[A run of records]
____________

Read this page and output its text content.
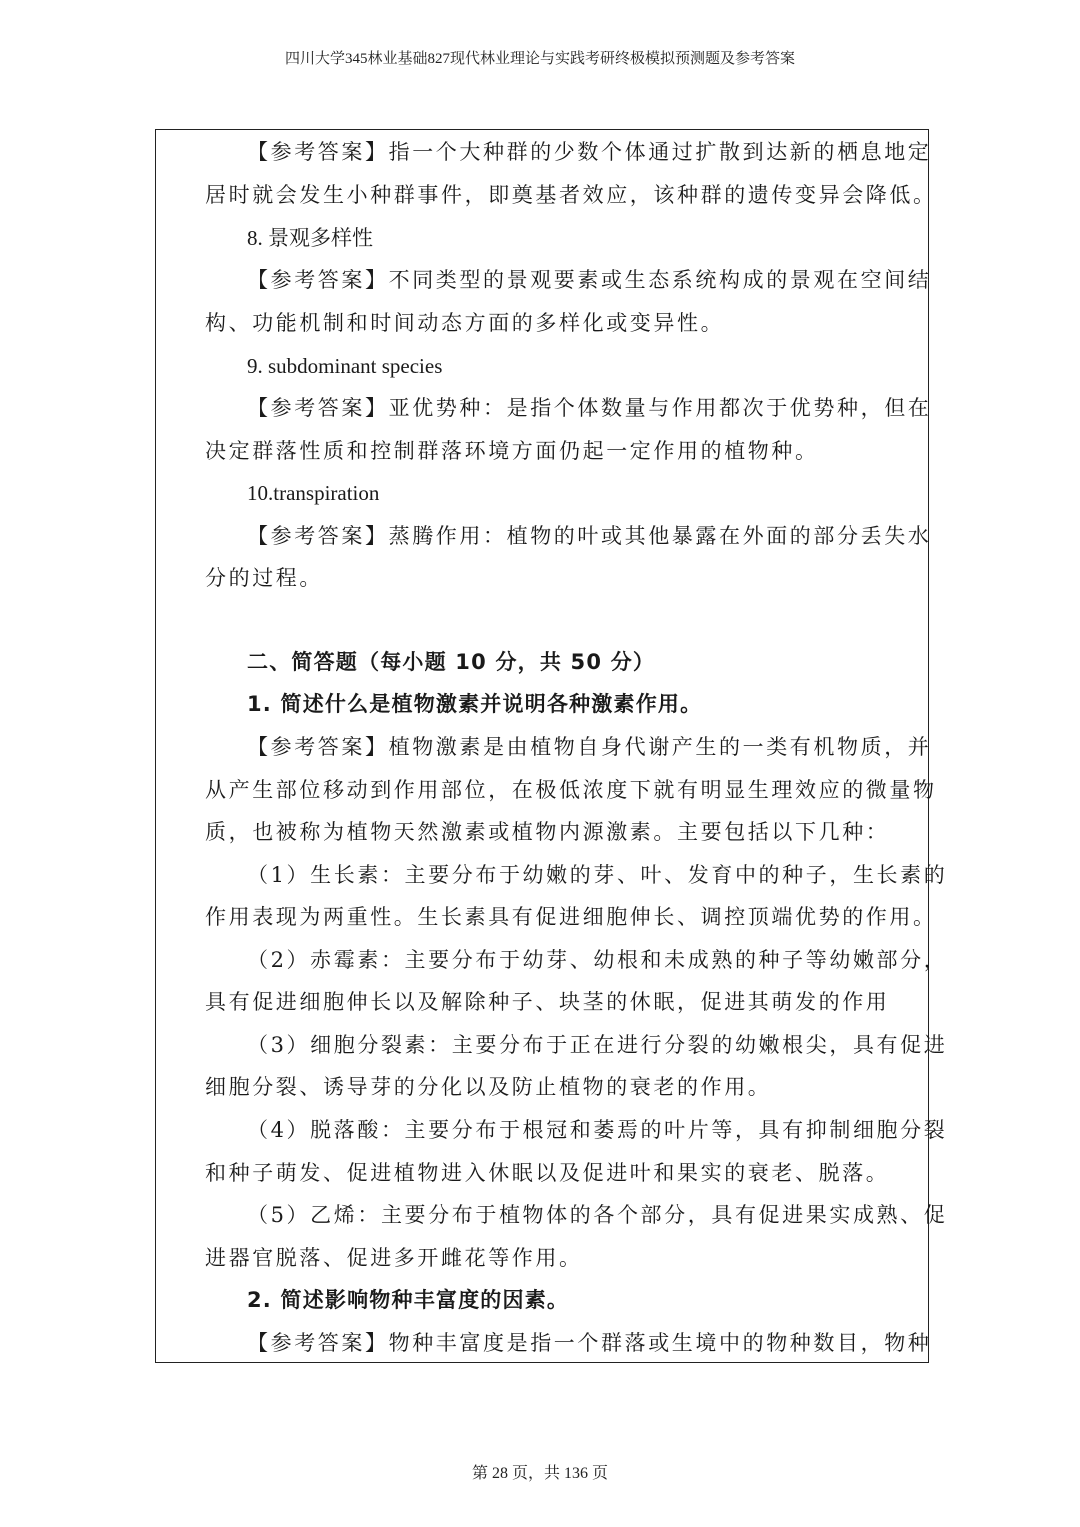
四川大学345林业基础827现代林业理论与实践考研终极模拟预测题及参考答案
【参考答案】指一个大种群的少数个体通过扩散到达新的栖息地定
居时就会发生小种群事件，即奠基者效应，该种群的遗传变异会降低。
8. 景观多样性
【参考答案】不同类型的景观要素或生态系统构成的景观在空间结
构、功能机制和时间动态方面的多样化或变异性。
9. subdominant species
【参考答案】亚优势种：是指个体数量与作用都次于优势种，但在
决定群落性质和控制群落环境方面仍起一定作用的植物种。
10.transpiration
【参考答案】蒸腾作用：植物的叶或其他暴露在外面的部分丢失水
分的过程。
二、简答题（每小题 10 分，共 50 分）
1. 简述什么是植物激素并说明各种激素作用。
【参考答案】植物激素是由植物自身代谢产生的一类有机物质，并
从产生部位移动到作用部位，在极低浓度下就有明显生理效应的微量物
质，也被称为植物天然激素或植物内源激素。主要包括以下几种：
（1）生长素：主要分布于幼嫩的芽、叶、发育中的种子，生长素的
作用表现为两重性。生长素具有促进细胞伸长、调控顶端优势的作用。
（2）赤霉素：主要分布于幼芽、幼根和未成熟的种子等幼嫩部分，
具有促进细胞伸长以及解除种子、块茎的休眠，促进其萌发的作用
（3）细胞分裂素：主要分布于正在进行分裂的幼嫩根尖，具有促进
细胞分裂、诱导芽的分化以及防止植物的衰老的作用。
（4）脱落酸：主要分布于根冠和萎焉的叶片等，具有抑制细胞分裂
和种子萌发、促进植物进入休眠以及促进叶和果实的衰老、脱落。
（5）乙烯：主要分布于植物体的各个部分，具有促进果实成熟、促
进器官脱落、促进多开雌花等作用。
2. 简述影响物种丰富度的因素。
【参考答案】物种丰富度是指一个群落或生境中的物种数目，物种
第 28 页，共 136 页
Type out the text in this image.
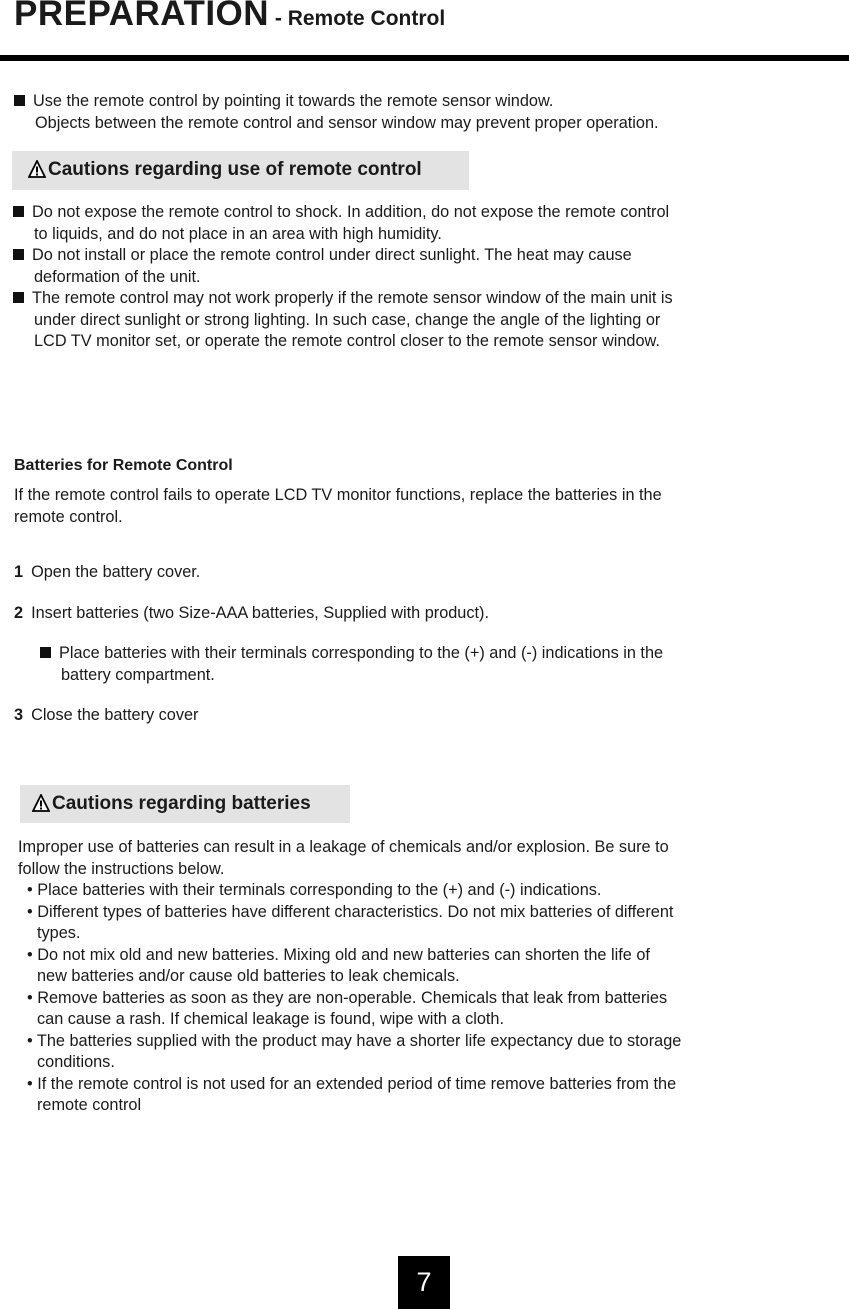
PREPARATION - Remote Control
Use the remote control by pointing it towards the remote sensor window.
Objects between the remote control and sensor window may prevent proper operation.
Cautions regarding use of remote control
Do not expose the remote control to shock. In addition, do not expose the remote control
to liquids, and do not place in an area with high humidity.
Do not install or place the remote control under direct sunlight. The heat may cause
deformation of the unit.
The remote control may not work properly if the remote sensor window of the main unit is
under direct sunlight or strong lighting. In such case, change the angle of the lighting or
LCD TV monitor set, or operate the remote control closer to the remote sensor window.
Batteries for Remote Control
If the remote control fails to operate LCD TV monitor functions, replace the batteries in the
remote control.
1 Open the battery cover.
2 Insert batteries (two Size-AAA batteries, Supplied with product).
Place batteries with their terminals corresponding to the (+) and (-) indications in the
battery compartment.
3 Close the battery cover
Cautions regarding batteries
Improper use of batteries can result in a leakage of chemicals and/or explosion. Be sure to
follow the instructions below.
• Place batteries with their terminals corresponding to the (+) and (-) indications.
• Different types of batteries have different characteristics. Do not mix batteries of different
types.
• Do not mix old and new batteries. Mixing old and new batteries can shorten the life of
new batteries and/or cause old batteries to leak chemicals.
• Remove batteries as soon as they are non-operable. Chemicals that leak from batteries
can cause a rash. If chemical leakage is found, wipe with a cloth.
• The batteries supplied with the product may have a shorter life expectancy due to storage
conditions.
• If the remote control is not used for an extended period of time remove batteries from the
remote control
7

____________

**AIM OF THE EXERCISE:** Above is a listing; report how many of its lines include the word "leakage", giving the number only.

**RESPONSE TO THE EXERCISE:** 2